• Alrededor de 200 proveedores nacionales de servicios criptográficos han cesado voluntariamente.

  • En los últimos años, Estonia ha hecho un esfuerzo concertado para adoptar medidas sólidas contra el lavado de dinero.

Casi 400 proveedores de servicios de activos virtuales (VASPS) en Estonia han cerrado voluntariamente o se les han cancelado sus licencias. Esto es después de que en marzo entraron en vigor las nuevas y más estrictas normas gubernamentales de prevención del financiamiento del terrorismo y lucha contra el lavado de dinero (AML).

Se implementó la regla de viaje del Grupo de Acción Financiera Internacional. Además, se amplió la definición de VASP, se obligaron las conexiones estonias para las empresas, se aumentaron los costos de las licencias y se establecieron nuevos estándares de presentación de informes.

Incumplimiento de los requisitos

La Unidad de Inteligencia Financiera (UIF) de Estonia informó el 8 de mayo que alrededor de 200 proveedores nacionales de servicios criptográficos habían cesado voluntariamente tras la modificación de la legislación ALD el 15 de marzo.

Los motivos esgrimidos para revocar los permisos a otros 189 fueron “el incumplimiento de los requisitos”. La UIF informa que a partir del 1 de mayo, después de la purga masiva, había 100 empresas criptográficas activas registradas en Estonia. La UIF llamó la atención sobre muchos problemas sistémicos que descubrió en las empresas que cerró involuntariamente. En particular, información corporativa falsa o engañosa.

En algunas empresas, por ejemplo, figuraban miembros de la junta directiva y contactos de la empresa que no sabían que estaban incluidos. Muchas personas fueron empleadas por empresas rivales a pesar de haber falsificado antecedentes profesionales en sus currículums.

Se descubrió que las propuestas comerciales de muchas empresas eran casi similares y carecían de “cualquier lógica o conexión con Estonia”. En los últimos años, Estonia ha hecho un esfuerzo concertado para adoptar medidas sólidas contra el lavado de dinero en todos los ámbitos. La revelación en 2018 de que se habían blanqueado alrededor de 235 mil millones de dólares en fondos ilegales a través de la sucursal estonia del megabanco danés Danske Bank es en gran parte responsable de esto.

■ **CONJUNTO DE MATERIAL**:
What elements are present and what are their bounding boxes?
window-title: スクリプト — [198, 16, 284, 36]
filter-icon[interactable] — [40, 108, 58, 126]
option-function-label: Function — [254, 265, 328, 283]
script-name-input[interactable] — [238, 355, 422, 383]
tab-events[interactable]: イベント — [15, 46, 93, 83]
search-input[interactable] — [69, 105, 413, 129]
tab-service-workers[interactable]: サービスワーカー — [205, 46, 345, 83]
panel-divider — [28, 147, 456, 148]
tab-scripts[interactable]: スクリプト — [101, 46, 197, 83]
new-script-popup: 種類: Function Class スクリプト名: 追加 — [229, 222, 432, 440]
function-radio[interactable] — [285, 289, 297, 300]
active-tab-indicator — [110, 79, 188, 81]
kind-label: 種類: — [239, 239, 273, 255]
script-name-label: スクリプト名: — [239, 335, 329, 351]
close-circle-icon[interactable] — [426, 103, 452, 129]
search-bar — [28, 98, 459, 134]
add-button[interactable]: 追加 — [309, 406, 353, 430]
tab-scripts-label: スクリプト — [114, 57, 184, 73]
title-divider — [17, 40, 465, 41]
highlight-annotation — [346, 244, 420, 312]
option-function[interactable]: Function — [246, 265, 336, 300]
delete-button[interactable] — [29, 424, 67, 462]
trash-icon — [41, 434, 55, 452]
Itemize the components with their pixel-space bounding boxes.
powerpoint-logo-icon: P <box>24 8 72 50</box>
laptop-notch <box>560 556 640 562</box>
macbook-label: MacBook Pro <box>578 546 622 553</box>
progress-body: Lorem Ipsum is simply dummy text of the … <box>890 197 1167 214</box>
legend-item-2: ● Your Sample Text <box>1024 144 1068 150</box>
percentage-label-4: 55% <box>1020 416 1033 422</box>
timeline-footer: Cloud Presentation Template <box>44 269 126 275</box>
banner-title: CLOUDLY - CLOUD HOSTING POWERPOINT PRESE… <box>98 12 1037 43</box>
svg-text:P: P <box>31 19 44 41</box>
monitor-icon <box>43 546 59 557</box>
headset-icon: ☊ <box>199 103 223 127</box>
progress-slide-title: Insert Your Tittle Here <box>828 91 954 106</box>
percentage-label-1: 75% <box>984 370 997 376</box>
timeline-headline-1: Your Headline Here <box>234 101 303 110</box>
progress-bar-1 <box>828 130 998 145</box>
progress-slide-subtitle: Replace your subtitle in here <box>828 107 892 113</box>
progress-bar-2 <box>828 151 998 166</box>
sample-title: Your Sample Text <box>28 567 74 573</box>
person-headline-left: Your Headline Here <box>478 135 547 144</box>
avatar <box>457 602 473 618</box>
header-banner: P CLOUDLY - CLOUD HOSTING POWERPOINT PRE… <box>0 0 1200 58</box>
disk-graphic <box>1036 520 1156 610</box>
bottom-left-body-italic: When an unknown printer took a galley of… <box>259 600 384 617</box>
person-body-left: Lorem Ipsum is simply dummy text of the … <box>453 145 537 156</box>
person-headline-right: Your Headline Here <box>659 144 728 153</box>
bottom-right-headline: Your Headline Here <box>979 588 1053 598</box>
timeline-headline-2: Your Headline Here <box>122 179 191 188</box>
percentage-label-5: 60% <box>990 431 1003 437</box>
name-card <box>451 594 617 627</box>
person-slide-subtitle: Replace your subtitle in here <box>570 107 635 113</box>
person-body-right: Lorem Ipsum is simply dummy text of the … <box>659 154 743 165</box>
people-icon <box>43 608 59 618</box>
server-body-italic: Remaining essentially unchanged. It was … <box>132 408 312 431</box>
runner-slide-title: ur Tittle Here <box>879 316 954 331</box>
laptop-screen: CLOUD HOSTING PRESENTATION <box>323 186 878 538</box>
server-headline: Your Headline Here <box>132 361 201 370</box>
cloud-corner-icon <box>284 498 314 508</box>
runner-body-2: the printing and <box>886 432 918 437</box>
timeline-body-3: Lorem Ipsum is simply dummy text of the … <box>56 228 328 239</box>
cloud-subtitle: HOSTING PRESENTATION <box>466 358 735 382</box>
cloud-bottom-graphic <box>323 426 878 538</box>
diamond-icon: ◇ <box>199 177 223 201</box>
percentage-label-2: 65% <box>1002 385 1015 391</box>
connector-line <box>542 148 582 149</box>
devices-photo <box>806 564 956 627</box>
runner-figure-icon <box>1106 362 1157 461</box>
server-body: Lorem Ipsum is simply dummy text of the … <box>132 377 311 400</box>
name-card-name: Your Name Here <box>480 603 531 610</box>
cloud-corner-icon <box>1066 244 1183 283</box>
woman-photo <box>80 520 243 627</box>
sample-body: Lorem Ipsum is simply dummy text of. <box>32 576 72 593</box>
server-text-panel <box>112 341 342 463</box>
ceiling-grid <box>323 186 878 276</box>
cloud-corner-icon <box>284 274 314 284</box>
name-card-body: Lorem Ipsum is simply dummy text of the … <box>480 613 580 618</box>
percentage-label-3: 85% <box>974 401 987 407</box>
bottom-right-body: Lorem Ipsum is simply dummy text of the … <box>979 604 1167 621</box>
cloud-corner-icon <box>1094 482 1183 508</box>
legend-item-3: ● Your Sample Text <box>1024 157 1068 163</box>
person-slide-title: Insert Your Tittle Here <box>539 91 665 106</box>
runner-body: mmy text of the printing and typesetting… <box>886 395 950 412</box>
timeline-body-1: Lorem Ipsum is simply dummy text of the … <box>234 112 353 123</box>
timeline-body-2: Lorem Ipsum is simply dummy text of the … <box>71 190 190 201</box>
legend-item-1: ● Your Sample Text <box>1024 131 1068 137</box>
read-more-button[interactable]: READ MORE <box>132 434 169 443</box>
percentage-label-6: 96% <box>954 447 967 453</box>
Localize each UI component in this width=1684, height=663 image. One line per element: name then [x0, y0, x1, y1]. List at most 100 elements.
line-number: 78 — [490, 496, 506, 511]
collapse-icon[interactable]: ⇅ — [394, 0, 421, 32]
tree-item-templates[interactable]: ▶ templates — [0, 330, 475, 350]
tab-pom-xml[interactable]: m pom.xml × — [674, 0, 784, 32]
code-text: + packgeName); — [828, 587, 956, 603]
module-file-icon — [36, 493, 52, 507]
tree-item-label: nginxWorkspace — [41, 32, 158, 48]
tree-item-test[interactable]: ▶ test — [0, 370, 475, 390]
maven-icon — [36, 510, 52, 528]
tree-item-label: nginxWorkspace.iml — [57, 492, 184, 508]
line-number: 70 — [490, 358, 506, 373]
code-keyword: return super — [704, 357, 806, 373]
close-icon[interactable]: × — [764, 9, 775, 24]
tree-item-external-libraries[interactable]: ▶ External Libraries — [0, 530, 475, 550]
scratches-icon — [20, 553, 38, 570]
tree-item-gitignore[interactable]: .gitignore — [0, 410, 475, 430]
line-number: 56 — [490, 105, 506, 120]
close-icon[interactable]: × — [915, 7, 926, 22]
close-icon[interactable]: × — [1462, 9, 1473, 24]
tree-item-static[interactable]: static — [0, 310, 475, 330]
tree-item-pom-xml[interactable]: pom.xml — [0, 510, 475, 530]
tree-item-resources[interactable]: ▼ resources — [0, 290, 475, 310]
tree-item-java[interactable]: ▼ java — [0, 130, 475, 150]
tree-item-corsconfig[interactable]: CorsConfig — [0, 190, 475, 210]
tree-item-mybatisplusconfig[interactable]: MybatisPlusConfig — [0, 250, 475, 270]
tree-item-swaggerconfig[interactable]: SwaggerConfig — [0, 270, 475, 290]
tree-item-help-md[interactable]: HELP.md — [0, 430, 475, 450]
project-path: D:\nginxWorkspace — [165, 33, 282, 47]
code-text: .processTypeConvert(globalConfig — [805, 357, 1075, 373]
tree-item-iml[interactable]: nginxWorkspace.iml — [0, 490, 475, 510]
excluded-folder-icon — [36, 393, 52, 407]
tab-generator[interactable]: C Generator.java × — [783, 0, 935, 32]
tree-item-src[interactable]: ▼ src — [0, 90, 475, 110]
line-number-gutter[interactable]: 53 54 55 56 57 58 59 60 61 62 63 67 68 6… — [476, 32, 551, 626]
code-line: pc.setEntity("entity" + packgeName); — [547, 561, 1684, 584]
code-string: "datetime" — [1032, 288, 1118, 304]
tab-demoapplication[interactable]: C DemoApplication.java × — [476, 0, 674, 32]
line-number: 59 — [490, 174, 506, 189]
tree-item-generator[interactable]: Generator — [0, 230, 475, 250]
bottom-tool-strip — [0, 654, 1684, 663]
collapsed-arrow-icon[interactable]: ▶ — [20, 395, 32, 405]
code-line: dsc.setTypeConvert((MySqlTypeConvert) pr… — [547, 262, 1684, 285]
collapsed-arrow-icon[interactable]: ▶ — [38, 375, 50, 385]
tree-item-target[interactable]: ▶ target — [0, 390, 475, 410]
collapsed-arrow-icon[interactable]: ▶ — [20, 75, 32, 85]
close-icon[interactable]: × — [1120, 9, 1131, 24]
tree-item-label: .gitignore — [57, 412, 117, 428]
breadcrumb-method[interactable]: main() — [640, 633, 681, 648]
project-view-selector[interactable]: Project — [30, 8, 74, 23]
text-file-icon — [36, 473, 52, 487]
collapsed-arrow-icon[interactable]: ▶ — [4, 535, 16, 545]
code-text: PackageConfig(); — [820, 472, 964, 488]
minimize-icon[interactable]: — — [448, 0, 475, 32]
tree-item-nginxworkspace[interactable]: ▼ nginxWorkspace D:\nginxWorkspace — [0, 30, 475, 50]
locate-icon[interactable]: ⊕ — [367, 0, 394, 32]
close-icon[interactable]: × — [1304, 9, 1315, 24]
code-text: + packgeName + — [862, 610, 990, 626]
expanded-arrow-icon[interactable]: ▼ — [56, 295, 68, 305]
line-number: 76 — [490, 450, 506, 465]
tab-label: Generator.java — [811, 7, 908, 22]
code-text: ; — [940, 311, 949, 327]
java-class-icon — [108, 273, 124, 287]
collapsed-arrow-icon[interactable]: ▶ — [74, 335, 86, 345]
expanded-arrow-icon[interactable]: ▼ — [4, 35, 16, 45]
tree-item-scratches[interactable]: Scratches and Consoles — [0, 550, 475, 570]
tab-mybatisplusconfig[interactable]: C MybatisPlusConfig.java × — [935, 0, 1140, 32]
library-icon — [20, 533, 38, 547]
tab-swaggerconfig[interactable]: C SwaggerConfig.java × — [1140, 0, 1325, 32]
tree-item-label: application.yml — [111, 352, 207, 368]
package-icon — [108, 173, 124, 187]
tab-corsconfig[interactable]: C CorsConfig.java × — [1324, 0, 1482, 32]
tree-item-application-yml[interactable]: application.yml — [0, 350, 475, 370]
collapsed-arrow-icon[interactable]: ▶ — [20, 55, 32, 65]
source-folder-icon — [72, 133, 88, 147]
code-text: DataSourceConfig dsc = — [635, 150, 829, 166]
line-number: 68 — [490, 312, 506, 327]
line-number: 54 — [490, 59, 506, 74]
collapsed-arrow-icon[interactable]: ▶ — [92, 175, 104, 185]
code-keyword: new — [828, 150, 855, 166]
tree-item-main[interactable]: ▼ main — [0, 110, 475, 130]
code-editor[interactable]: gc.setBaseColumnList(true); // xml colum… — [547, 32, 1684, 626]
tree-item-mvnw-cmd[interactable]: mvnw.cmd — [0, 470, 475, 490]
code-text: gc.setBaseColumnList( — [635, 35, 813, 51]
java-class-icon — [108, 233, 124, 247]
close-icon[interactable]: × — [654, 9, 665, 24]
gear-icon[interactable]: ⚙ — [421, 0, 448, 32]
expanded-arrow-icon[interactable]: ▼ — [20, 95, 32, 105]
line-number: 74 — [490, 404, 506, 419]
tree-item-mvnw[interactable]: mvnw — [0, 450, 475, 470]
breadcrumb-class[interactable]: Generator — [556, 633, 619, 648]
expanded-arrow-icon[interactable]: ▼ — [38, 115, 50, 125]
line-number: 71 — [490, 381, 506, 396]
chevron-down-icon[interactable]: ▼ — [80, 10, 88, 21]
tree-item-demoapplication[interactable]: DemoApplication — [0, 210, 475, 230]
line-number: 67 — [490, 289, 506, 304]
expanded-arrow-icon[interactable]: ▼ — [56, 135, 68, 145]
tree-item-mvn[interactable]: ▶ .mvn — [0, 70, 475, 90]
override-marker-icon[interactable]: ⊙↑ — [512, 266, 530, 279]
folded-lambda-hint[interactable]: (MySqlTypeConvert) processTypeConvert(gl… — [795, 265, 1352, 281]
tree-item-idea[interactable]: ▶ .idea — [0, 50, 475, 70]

■ **QUÉ HACER**:
**1.** Responde estas preguntas sobre el artículo acerca de Estonia:
(a) ¿En qué fecha se modificó la legislación ALD, según la UIF?
(b) ¿Cuántas empresas criptográficas activas había registradas en Estonia a partir del 1 de mayo?
(c) ¿A través de la sucursal estonia de qué banco se blanquearon alrededor de 235 mil millones de dólares?
**2.** Reproduce palabra por palabra todo lo que va en el artículo sobre Estonia desde "Casi 400 proveedores" hasta "presentación de informes.".
El material no hace falta para resolver las tareas.

■ **SOLUCIONES POR TAREA**:
**1.**
(a) El 15 de marzo.
(b) 100 empresas.
(c) Del megabanco danés Danske Bank.

**2.**
Casi 400 proveedores de servicios de activos virtuales (VASPS) en Estonia han cerrado voluntariamente o se les han cancelado sus licencias. Esto es después de que en marzo entraron en vigor las nuevas y más estrictas normas gubernamentales de prevención del financiamiento del terrorismo y lucha contra el lavado de dinero (AML).

Se implementó la regla de viaje del Grupo de Acción Financiera Internacional. Además, se amplió la definición de VASP, se obligaron las conexiones estonias para las empresas, se aumentaron los costos de las licencias y se establecieron nuevos estándares de presentación de informes.